◆ **What to produce**
Write the material out again exactly as it stands.

◆ **Working data**
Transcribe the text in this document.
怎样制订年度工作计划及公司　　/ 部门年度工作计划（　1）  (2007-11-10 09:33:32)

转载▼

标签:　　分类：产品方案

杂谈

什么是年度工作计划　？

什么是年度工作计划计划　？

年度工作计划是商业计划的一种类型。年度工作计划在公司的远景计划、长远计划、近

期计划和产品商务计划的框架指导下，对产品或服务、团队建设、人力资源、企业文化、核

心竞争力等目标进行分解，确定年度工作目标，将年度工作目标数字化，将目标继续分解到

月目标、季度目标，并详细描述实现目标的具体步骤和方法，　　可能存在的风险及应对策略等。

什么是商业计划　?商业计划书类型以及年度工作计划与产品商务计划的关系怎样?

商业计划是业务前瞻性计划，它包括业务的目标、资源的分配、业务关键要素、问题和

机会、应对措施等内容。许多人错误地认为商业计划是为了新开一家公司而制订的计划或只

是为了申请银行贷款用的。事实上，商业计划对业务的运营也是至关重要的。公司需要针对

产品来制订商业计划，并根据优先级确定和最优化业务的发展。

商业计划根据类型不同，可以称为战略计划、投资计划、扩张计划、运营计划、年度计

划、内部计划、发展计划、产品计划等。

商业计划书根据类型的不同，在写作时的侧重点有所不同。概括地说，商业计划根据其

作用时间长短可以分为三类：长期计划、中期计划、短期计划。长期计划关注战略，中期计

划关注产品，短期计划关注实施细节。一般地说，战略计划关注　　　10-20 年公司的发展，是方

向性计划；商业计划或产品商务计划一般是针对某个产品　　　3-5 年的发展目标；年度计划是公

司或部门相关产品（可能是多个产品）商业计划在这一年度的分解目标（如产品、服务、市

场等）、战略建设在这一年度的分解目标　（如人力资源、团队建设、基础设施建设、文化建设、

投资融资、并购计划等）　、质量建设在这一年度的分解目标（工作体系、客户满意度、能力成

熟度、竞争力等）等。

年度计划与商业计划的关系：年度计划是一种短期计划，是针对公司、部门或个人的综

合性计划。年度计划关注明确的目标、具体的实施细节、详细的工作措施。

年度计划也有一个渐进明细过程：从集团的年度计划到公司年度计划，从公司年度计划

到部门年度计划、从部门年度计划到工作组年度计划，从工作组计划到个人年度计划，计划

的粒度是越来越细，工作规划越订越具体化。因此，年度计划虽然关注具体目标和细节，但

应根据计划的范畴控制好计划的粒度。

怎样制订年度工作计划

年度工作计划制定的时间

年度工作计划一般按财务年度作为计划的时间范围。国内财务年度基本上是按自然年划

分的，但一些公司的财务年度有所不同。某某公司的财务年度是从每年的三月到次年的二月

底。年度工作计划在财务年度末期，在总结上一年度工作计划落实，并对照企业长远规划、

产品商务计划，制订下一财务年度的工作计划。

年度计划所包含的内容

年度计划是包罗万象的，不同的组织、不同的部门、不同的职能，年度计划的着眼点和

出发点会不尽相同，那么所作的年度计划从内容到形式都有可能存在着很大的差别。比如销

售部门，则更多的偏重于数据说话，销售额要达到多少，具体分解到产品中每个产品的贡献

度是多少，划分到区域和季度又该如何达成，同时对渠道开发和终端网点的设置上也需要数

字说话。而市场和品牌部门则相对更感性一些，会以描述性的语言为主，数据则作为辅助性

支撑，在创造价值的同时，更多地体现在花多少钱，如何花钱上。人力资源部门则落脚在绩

◆ **Output below**
Transcribe the text in this document.
怎样制订年度工作计划及公司　　/ 部门年度工作计划（　1）  (2007-11-10 09:33:32)

转载▼

标签:　　分类：产品方案

杂谈

什么是年度工作计划　？

什么是年度工作计划计划　？

年度工作计划是商业计划的一种类型。年度工作计划在公司的远景计划、长远计划、近

期计划和产品商务计划的框架指导下，对产品或服务、团队建设、人力资源、企业文化、核

心竞争力等目标进行分解，确定年度工作目标，将年度工作目标数字化，将目标继续分解到

月目标、季度目标，并详细描述实现目标的具体步骤和方法，　　可能存在的风险及应对策略等。

什么是商业计划　?商业计划书类型以及年度工作计划与产品商务计划的关系怎样?

商业计划是业务前瞻性计划，它包括业务的目标、资源的分配、业务关键要素、问题和

机会、应对措施等内容。许多人错误地认为商业计划是为了新开一家公司而制订的计划或只

是为了申请银行贷款用的。事实上，商业计划对业务的运营也是至关重要的。公司需要针对

产品来制订商业计划，并根据优先级确定和最优化业务的发展。

商业计划根据类型不同，可以称为战略计划、投资计划、扩张计划、运营计划、年度计

划、内部计划、发展计划、产品计划等。

商业计划书根据类型的不同，在写作时的侧重点有所不同。概括地说，商业计划根据其

作用时间长短可以分为三类：长期计划、中期计划、短期计划。长期计划关注战略，中期计

划关注产品，短期计划关注实施细节。一般地说，战略计划关注　　　10-20 年公司的发展，是方

向性计划；商业计划或产品商务计划一般是针对某个产品　　　3-5 年的发展目标；年度计划是公

司或部门相关产品（可能是多个产品）商业计划在这一年度的分解目标（如产品、服务、市

场等）、战略建设在这一年度的分解目标　（如人力资源、团队建设、基础设施建设、文化建设、

投资融资、并购计划等）　、质量建设在这一年度的分解目标（工作体系、客户满意度、能力成

熟度、竞争力等）等。

年度计划与商业计划的关系：年度计划是一种短期计划，是针对公司、部门或个人的综

合性计划。年度计划关注明确的目标、具体的实施细节、详细的工作措施。

年度计划也有一个渐进明细过程：从集团的年度计划到公司年度计划，从公司年度计划

到部门年度计划、从部门年度计划到工作组年度计划，从工作组计划到个人年度计划，计划

的粒度是越来越细，工作规划越订越具体化。因此，年度计划虽然关注具体目标和细节，但

应根据计划的范畴控制好计划的粒度。

怎样制订年度工作计划

年度工作计划制定的时间

年度工作计划一般按财务年度作为计划的时间范围。国内财务年度基本上是按自然年划

分的，但一些公司的财务年度有所不同。某某公司的财务年度是从每年的三月到次年的二月

底。年度工作计划在财务年度末期，在总结上一年度工作计划落实，并对照企业长远规划、

产品商务计划，制订下一财务年度的工作计划。

年度计划所包含的内容

年度计划是包罗万象的，不同的组织、不同的部门、不同的职能，年度计划的着眼点和

出发点会不尽相同，那么所作的年度计划从内容到形式都有可能存在着很大的差别。比如销

售部门，则更多的偏重于数据说话，销售额要达到多少，具体分解到产品中每个产品的贡献

度是多少，划分到区域和季度又该如何达成，同时对渠道开发和终端网点的设置上也需要数

字说话。而市场和品牌部门则相对更感性一些，会以描述性的语言为主，数据则作为辅助性

支撑，在创造价值的同时，更多地体现在花多少钱，如何花钱上。人力资源部门则落脚在绩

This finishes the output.